* WHAT YOU SHOULD DO *
Put the lines of the data, from the start through the line containing "- cell-lgas: 5: [156, 188, 206, 207]", into a numbered list with blank lines omitted.

───── THE INPUT ─────

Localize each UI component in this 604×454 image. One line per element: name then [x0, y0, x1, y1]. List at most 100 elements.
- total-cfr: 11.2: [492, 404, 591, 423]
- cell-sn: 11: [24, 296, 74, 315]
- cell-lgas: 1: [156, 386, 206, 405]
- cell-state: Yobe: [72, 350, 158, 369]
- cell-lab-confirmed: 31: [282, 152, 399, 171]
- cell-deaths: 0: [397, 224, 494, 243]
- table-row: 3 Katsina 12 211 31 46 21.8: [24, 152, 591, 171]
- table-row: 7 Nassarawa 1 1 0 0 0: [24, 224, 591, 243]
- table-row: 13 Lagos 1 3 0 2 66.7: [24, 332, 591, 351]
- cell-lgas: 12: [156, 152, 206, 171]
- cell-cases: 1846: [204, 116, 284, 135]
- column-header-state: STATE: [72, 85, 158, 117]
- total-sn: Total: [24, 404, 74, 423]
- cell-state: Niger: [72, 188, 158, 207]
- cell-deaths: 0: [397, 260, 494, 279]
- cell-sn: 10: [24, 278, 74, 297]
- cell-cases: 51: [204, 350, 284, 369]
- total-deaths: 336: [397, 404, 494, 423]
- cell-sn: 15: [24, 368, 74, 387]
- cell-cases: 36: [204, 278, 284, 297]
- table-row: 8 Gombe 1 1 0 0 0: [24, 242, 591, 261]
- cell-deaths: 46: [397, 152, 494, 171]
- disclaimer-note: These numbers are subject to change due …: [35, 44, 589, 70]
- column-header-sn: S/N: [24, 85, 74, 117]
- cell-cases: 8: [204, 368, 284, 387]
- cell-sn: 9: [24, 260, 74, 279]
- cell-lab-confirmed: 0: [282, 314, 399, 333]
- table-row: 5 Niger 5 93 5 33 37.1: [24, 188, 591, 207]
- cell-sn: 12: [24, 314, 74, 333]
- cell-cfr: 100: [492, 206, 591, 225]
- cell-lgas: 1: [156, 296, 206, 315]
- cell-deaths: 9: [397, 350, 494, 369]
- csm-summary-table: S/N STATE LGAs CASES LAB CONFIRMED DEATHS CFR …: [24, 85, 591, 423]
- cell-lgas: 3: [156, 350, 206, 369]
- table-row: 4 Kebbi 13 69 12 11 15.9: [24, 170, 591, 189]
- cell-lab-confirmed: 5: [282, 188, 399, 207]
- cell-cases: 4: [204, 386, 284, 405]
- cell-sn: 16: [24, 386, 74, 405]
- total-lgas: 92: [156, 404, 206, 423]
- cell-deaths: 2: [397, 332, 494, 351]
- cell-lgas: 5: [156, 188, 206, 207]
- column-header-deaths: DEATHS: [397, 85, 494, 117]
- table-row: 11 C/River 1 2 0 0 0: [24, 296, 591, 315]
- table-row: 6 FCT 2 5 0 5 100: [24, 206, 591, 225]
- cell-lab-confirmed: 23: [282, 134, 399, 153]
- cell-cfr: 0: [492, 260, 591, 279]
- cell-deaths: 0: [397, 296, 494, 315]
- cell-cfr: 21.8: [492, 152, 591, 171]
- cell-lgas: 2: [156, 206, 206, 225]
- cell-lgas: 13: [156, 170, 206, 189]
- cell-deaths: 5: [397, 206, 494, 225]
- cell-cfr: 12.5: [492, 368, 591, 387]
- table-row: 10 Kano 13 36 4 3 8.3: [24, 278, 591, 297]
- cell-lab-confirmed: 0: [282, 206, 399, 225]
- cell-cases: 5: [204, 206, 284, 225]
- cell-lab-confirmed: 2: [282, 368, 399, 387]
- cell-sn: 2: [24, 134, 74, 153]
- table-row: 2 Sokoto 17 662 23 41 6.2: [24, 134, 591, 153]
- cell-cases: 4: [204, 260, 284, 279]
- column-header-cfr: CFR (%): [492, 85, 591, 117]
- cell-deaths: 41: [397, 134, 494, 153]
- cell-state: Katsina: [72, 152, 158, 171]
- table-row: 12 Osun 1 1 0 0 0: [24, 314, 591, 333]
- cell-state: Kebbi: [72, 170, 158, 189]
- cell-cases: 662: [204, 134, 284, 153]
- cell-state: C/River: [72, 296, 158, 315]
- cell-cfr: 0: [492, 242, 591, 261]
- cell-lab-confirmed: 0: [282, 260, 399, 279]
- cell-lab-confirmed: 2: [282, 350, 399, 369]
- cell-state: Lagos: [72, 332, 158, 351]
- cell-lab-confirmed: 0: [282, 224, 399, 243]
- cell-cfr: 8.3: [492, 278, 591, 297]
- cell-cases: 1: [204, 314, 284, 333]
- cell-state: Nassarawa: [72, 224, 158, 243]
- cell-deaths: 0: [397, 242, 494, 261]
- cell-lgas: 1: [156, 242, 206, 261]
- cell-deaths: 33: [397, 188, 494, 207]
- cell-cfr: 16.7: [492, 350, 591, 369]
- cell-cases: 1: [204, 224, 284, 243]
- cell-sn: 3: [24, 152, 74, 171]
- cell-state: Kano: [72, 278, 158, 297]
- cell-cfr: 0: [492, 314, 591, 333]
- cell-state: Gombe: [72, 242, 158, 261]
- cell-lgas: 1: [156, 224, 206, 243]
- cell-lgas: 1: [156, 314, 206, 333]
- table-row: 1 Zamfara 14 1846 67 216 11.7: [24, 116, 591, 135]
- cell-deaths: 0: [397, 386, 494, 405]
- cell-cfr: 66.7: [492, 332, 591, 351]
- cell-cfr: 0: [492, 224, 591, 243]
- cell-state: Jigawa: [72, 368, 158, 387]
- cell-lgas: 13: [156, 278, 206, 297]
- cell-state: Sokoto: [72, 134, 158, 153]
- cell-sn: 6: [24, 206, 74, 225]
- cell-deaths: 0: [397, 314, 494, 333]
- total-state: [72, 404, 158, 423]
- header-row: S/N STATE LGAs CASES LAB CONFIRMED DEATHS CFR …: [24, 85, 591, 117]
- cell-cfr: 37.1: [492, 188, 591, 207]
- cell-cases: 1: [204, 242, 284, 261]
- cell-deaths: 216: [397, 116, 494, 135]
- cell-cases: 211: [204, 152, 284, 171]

─────

* ANSWER TO THE PROBLEM *
1. Localize each UI component in this 604×454 image. One line per element: name then [x0, y0, x1, y1]. List at most 100 elements.
2. - total-cfr: 11.2: [492, 404, 591, 423]
3. - cell-sn: 11: [24, 296, 74, 315]
4. - cell-lgas: 1: [156, 386, 206, 405]
5. - cell-state: Yobe: [72, 350, 158, 369]
6. - cell-lab-confirmed: 31: [282, 152, 399, 171]
7. - cell-deaths: 0: [397, 224, 494, 243]
8. - table-row: 3 Katsina 12 211 31 46 21.8: [24, 152, 591, 171]
9. - table-row: 7 Nassarawa 1 1 0 0 0: [24, 224, 591, 243]
10. - table-row: 13 Lagos 1 3 0 2 66.7: [24, 332, 591, 351]
11. - cell-lgas: 12: [156, 152, 206, 171]
12. - cell-cases: 1846: [204, 116, 284, 135]
13. - column-header-state: STATE: [72, 85, 158, 117]
14. - total-sn: Total: [24, 404, 74, 423]
15. - cell-state: Niger: [72, 188, 158, 207]
16. - cell-deaths: 0: [397, 260, 494, 279]
17. - cell-sn: 10: [24, 278, 74, 297]
18. - cell-cases: 51: [204, 350, 284, 369]
19. - total-deaths: 336: [397, 404, 494, 423]
20. - cell-sn: 15: [24, 368, 74, 387]
21. - cell-cases: 36: [204, 278, 284, 297]
22. - table-row: 8 Gombe 1 1 0 0 0: [24, 242, 591, 261]
23. - cell-deaths: 46: [397, 152, 494, 171]
24. - disclaimer-note: These numbers are subject to change due …: [35, 44, 589, 70]
25. - column-header-sn: S/N: [24, 85, 74, 117]
26. - cell-cases: 8: [204, 368, 284, 387]
27. - cell-sn: 9: [24, 260, 74, 279]
28. - cell-lab-confirmed: 0: [282, 314, 399, 333]
29. - table-row: 5 Niger 5 93 5 33 37.1: [24, 188, 591, 207]
30. - cell-sn: 12: [24, 314, 74, 333]
31. - cell-cfr: 100: [492, 206, 591, 225]
32. - cell-lgas: 1: [156, 296, 206, 315]
33. - cell-deaths: 9: [397, 350, 494, 369]
34. - csm-summary-table: S/N STATE LGAs CASES LAB CONFIRMED DEATHS CFR …: [24, 85, 591, 423]
35. - cell-lgas: 3: [156, 350, 206, 369]
36. - table-row: 4 Kebbi 13 69 12 11 15.9: [24, 170, 591, 189]
37. - cell-lab-confirmed: 5: [282, 188, 399, 207]
38. - cell-cases: 4: [204, 386, 284, 405]
39. - cell-sn: 16: [24, 386, 74, 405]
40. - total-lgas: 92: [156, 404, 206, 423]
41. - cell-deaths: 2: [397, 332, 494, 351]
42. - cell-lgas: 5: [156, 188, 206, 207]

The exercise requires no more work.